** Begin Entries shown **

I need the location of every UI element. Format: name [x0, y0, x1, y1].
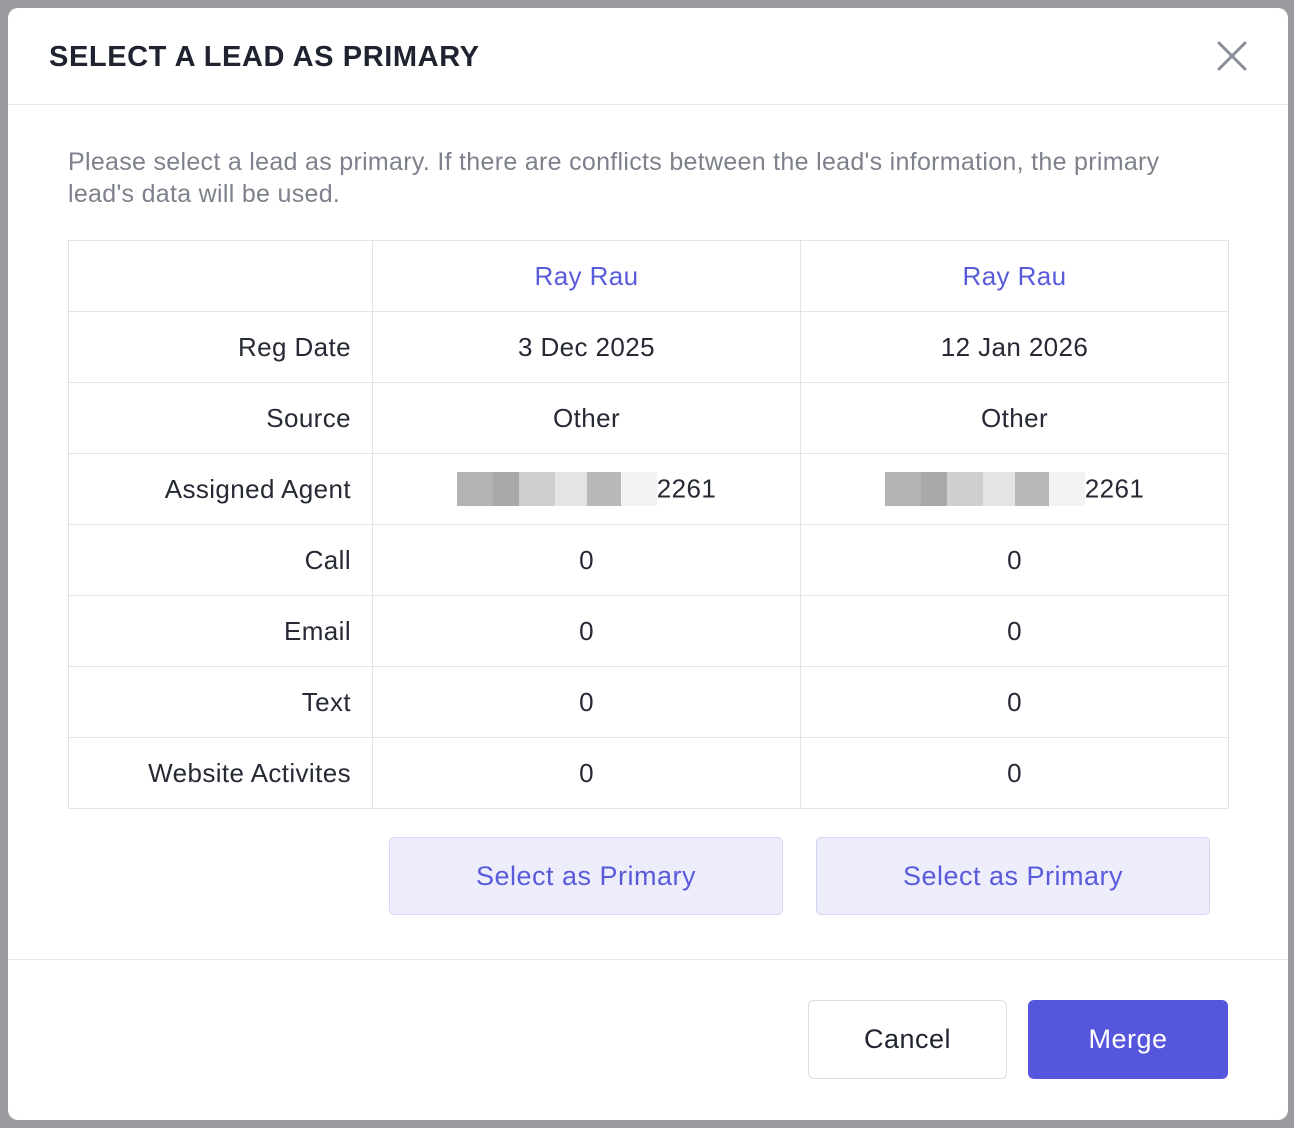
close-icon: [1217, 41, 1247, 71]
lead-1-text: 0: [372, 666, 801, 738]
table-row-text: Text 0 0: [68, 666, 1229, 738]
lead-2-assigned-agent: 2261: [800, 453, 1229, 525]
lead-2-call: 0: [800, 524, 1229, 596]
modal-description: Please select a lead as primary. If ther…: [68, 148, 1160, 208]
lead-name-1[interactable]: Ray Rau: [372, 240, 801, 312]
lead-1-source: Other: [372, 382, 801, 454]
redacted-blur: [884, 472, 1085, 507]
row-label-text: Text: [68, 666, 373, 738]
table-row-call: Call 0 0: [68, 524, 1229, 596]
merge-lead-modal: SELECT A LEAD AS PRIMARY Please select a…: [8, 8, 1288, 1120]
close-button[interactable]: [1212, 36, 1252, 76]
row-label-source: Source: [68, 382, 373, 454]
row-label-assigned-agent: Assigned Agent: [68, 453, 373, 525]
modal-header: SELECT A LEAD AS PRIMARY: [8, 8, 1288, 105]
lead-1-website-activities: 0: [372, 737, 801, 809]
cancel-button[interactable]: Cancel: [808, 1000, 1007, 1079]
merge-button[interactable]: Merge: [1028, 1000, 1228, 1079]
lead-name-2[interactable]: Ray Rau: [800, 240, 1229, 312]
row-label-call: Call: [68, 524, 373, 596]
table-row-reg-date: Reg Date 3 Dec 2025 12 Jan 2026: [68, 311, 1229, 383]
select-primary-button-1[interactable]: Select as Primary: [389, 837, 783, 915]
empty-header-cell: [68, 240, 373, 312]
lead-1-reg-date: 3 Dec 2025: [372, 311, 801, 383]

** End Entries shown **

Can you write out the items again from the line with "close-icon: [1217, 41, 1247, 71]" up to and including the line with "row-label-call: Call: [68, 524, 373, 596]", replacing "Ray Rau" with "Lead Name" and keeping everything else unchanged?

Answer to the problem
close-icon: [1217, 41, 1247, 71]
lead-1-text: 0: [372, 666, 801, 738]
table-row-text: Text 0 0: [68, 666, 1229, 738]
lead-2-assigned-agent: 2261: [800, 453, 1229, 525]
lead-2-call: 0: [800, 524, 1229, 596]
modal-description: Please select a lead as primary. If ther…: [68, 148, 1160, 208]
lead-name-1[interactable]: Lead Name: [372, 240, 801, 312]
lead-1-source: Other: [372, 382, 801, 454]
redacted-blur: [884, 472, 1085, 507]
row-label-text: Text: [68, 666, 373, 738]
table-row-call: Call 0 0: [68, 524, 1229, 596]
merge-lead-modal: SELECT A LEAD AS PRIMARY Please select a…: [8, 8, 1288, 1120]
close-button[interactable]: [1212, 36, 1252, 76]
row-label-source: Source: [68, 382, 373, 454]
row-label-assigned-agent: Assigned Agent: [68, 453, 373, 525]
modal-header: SELECT A LEAD AS PRIMARY: [8, 8, 1288, 105]
lead-1-website-activities: 0: [372, 737, 801, 809]
cancel-button[interactable]: Cancel: [808, 1000, 1007, 1079]
merge-button[interactable]: Merge: [1028, 1000, 1228, 1079]
lead-name-2[interactable]: Lead Name: [800, 240, 1229, 312]
row-label-call: Call: [68, 524, 373, 596]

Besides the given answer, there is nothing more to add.